> **Material**:
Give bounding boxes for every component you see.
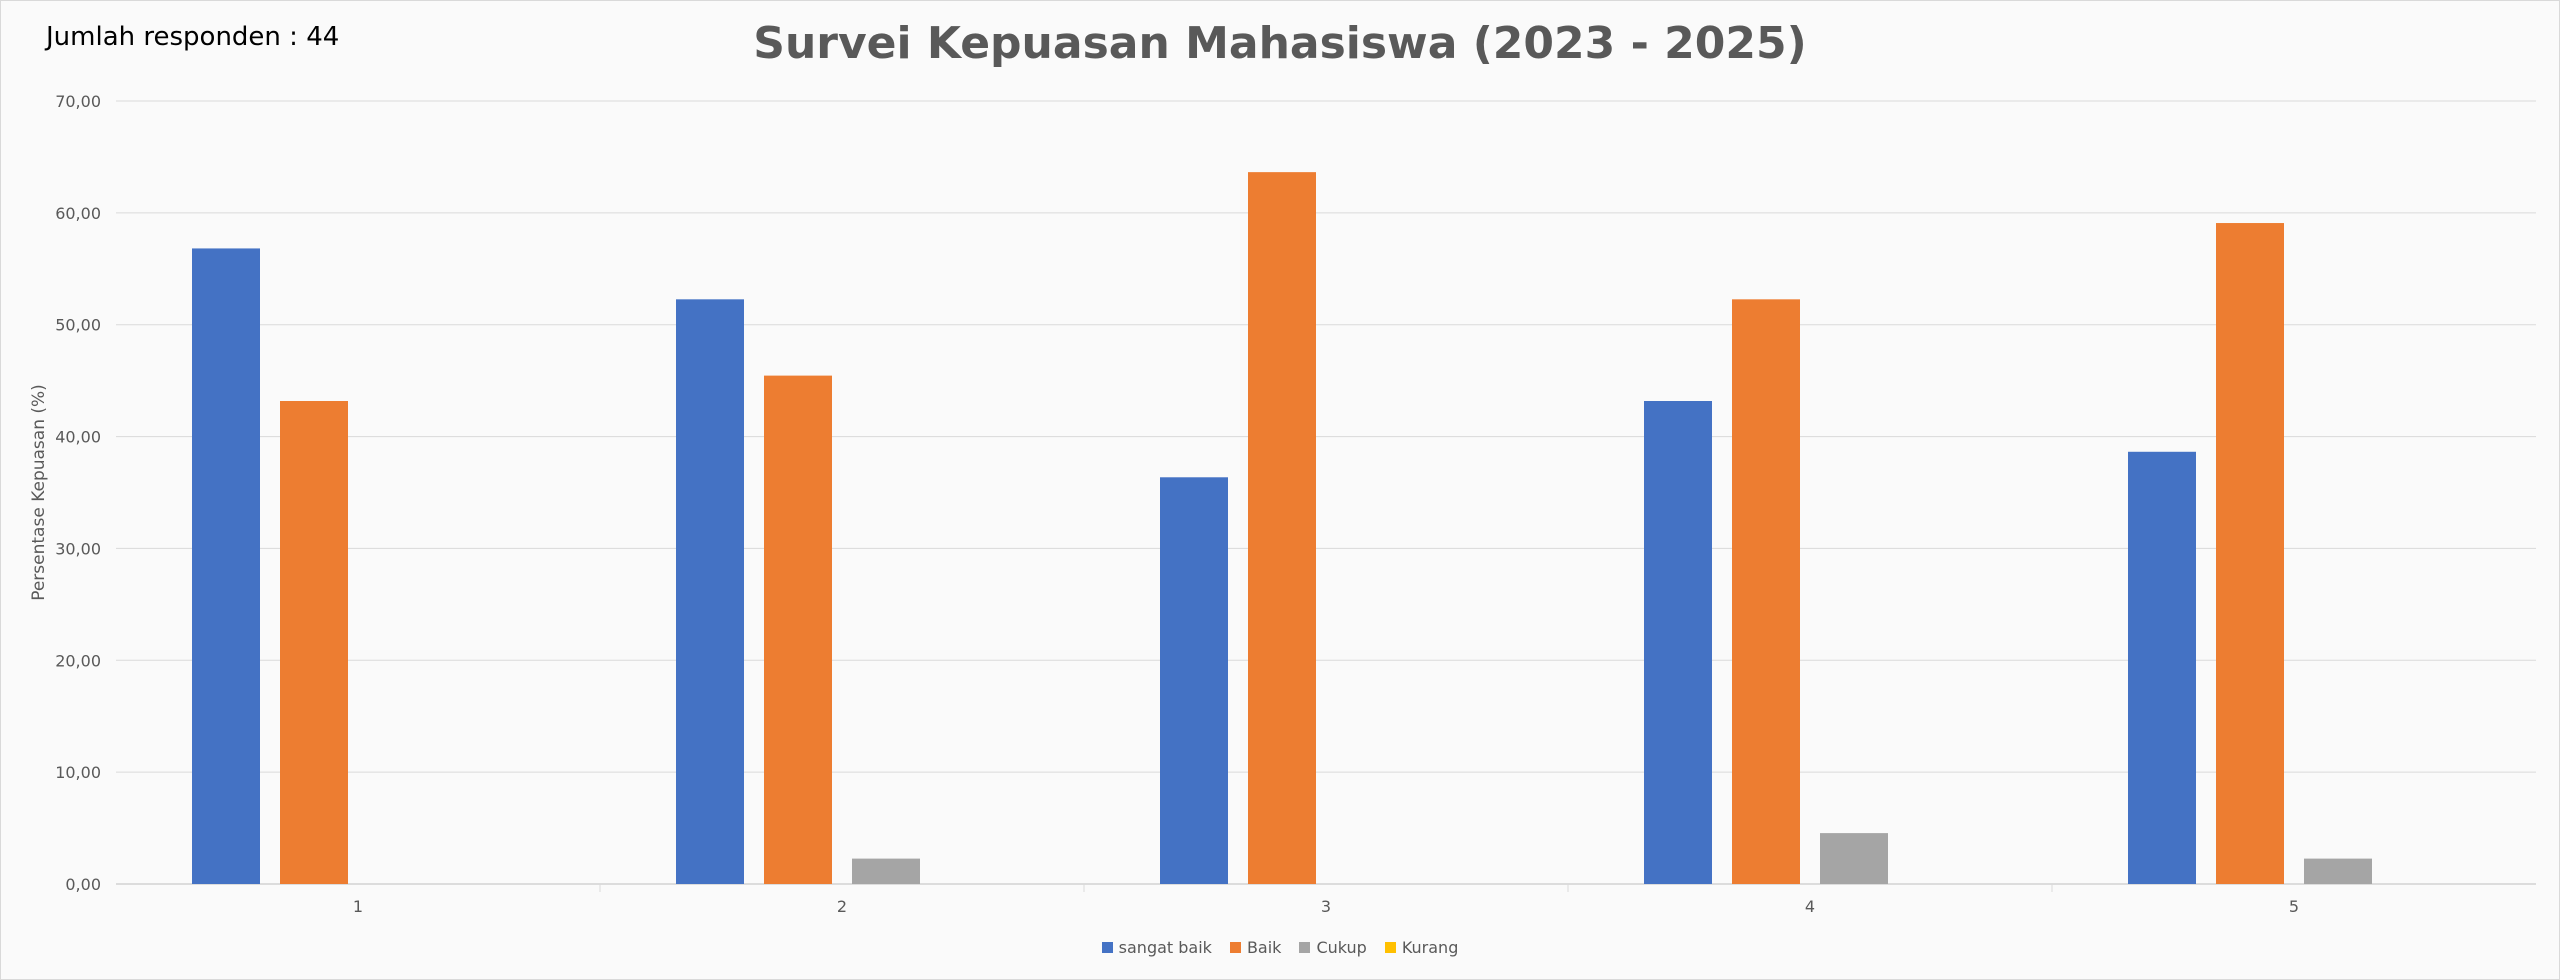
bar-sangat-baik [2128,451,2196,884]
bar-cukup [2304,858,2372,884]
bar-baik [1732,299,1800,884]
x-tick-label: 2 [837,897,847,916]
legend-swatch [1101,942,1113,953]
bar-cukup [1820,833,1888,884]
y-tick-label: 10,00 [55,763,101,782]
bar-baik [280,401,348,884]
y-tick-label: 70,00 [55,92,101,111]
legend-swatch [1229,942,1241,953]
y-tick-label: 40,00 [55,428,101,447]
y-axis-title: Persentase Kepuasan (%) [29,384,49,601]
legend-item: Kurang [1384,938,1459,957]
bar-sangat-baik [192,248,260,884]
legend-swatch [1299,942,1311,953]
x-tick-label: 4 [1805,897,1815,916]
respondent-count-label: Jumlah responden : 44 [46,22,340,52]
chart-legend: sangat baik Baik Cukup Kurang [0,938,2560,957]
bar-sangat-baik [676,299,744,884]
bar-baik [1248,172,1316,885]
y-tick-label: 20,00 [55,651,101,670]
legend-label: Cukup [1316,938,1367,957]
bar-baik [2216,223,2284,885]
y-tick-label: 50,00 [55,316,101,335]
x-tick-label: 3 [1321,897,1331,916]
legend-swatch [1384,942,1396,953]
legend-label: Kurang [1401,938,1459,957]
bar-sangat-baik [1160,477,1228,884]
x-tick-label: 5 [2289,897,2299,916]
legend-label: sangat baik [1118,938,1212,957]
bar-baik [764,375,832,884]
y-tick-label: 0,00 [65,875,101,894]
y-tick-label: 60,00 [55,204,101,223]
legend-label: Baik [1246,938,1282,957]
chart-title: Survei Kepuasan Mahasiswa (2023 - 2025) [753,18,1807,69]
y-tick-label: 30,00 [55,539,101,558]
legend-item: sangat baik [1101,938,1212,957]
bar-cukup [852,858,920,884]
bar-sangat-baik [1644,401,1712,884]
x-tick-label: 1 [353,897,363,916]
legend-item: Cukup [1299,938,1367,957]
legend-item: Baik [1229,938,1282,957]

* * *

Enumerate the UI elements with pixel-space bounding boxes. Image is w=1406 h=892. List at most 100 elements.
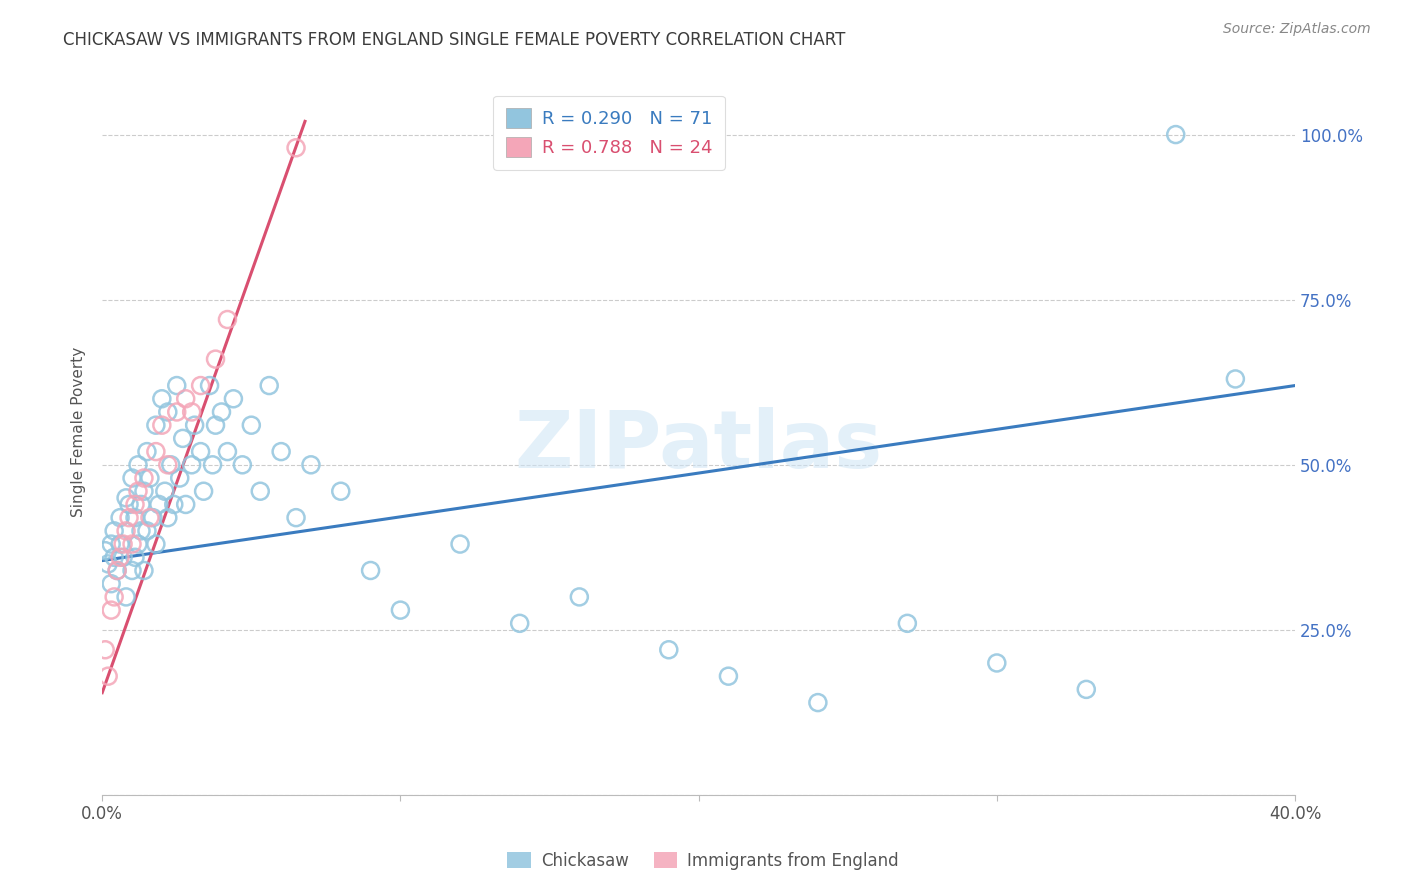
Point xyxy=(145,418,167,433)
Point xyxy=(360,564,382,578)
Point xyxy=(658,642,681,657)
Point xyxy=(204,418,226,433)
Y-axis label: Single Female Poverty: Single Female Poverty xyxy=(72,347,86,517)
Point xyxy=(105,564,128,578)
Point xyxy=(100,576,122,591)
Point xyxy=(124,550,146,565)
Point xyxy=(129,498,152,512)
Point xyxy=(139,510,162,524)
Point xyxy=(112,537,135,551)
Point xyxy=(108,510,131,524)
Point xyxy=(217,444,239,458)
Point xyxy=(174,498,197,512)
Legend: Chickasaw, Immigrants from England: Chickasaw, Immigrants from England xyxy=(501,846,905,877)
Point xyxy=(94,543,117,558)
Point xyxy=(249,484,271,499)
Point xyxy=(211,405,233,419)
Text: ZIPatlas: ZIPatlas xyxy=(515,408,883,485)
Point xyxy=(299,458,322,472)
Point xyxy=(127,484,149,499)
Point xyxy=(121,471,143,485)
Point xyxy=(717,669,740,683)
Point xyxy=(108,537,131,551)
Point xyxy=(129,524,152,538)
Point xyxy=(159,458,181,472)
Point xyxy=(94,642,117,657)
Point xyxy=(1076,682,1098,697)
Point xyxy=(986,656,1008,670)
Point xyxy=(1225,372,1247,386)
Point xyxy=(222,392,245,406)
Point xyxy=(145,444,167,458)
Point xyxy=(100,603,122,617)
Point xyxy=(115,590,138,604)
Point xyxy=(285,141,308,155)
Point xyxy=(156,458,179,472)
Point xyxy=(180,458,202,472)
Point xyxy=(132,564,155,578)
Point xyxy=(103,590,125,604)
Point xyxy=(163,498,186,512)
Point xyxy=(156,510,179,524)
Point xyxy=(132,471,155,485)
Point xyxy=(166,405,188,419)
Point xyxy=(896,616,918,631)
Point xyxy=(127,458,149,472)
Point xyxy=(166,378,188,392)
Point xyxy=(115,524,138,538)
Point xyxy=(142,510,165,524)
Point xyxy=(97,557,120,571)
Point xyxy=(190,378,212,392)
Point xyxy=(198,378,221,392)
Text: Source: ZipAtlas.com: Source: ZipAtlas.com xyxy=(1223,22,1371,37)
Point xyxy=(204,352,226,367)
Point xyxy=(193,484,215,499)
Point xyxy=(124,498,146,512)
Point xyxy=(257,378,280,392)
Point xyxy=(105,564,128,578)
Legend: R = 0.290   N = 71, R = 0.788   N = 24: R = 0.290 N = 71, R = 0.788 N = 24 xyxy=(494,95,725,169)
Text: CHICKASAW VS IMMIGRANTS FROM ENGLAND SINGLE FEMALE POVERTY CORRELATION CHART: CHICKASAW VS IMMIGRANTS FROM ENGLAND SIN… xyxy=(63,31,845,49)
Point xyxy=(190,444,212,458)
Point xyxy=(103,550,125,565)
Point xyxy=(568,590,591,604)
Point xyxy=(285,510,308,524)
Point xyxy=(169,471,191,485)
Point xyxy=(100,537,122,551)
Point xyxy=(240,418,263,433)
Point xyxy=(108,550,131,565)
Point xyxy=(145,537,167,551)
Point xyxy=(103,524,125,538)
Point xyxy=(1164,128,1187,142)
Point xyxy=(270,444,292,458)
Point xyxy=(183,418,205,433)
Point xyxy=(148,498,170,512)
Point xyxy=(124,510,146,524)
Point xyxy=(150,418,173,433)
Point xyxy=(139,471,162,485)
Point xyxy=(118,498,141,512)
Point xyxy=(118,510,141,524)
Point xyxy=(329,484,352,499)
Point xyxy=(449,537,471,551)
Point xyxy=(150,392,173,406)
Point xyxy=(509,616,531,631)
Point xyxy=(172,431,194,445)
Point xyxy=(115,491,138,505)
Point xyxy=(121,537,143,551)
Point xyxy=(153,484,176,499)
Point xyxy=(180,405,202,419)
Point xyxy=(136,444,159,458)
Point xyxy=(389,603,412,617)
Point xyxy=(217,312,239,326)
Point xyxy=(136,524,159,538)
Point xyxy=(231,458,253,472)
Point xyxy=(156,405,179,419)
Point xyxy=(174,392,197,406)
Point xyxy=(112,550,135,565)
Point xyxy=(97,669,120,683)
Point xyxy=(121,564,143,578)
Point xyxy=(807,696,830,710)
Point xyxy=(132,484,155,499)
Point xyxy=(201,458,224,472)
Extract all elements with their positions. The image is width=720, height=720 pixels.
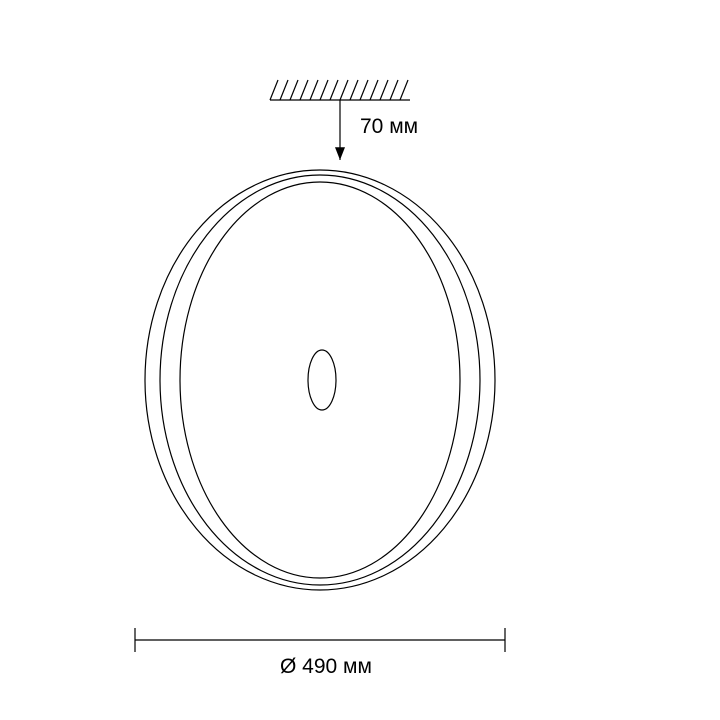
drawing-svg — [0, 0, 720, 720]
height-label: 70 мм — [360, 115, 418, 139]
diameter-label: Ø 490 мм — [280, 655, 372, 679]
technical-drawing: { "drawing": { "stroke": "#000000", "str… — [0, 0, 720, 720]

> **What is asked**: Format the entries from the line that contains "Give bounding boxes" through the line that contains "legend-item: Baik [1229,938,1282,957]", both included, as a JSON list of strings with one string per line and no blank lines. Leave the pictures out of the answer.

> **Written answer**:
[
  "Give bounding boxes for every component you see.",
  "bar-sangat-baik [2128,451,2196,884]",
  "bar-cukup [2304,858,2372,884]",
  "bar-baik [1732,299,1800,884]",
  "x-tick-label: 2 [837,897,847,916]",
  "legend-swatch [1101,942,1113,953]",
  "bar-cukup [1820,833,1888,884]",
  "y-tick-label: 10,00 [55,763,101,782]",
  "bar-baik [280,401,348,884]",
  "y-tick-label: 70,00 [55,92,101,111]",
  "legend-swatch [1229,942,1241,953]",
  "y-tick-label: 40,00 [55,428,101,447]",
  "y-axis-title: Persentase Kepuasan (%) [29,384,49,601]",
  "legend-item: Kurang [1384,938,1459,957]",
  "bar-sangat-baik [192,248,260,884]",
  "legend-swatch [1299,942,1311,953]",
  "x-tick-label: 4 [1805,897,1815,916]",
  "respondent-count-label: Jumlah responden : 44 [46,22,340,52]",
  "chart-legend: sangat baik Baik Cukup Kurang [0,938,2560,957]",
  "bar-sangat-baik [676,299,744,884]",
  "bar-baik [1248,172,1316,885]",
  "y-tick-label: 20,00 [55,651,101,670]",
  "legend-label: Cukup [1316,938,1367,957]",
  "bar-baik [2216,223,2284,885]",
  "y-tick-label: 50,00 [55,316,101,335]",
  "x-tick-label: 3 [1321,897,1331,916]",
  "legend-swatch [1384,942,1396,953]",
  "legend-label: Kurang [1401,938,1459,957]",
  "bar-sangat-baik [1160,477,1228,884]",
  "x-tick-label: 5 [2289,897,2299,916]",
  "legend-label: sangat baik [1118,938,1212,957]",
  "bar-baik [764,375,832,884]",
  "y-tick-label: 0,00 [65,875,101,894]",
  "y-tick-label: 60,00 [55,204,101,223]",
  "legend-label: Baik [1246,938,1282,957]",
  "chart-title: Survei Kepuasan Mahasiswa (2023 - 2025) [753,18,1807,69]",
  "y-tick-label: 30,00 [55,539,101,558]",
  "legend-item: sangat baik [1101,938,1212,957]",
  "bar-cukup [852,858,920,884]",
  "bar-sangat-baik [1644,401,1712,884]",
  "x-tick-label: 1 [353,897,363,916]",
  "legend-item: Cukup [1299,938,1367,957]",
  "legend-item: Baik [1229,938,1282,957]"
]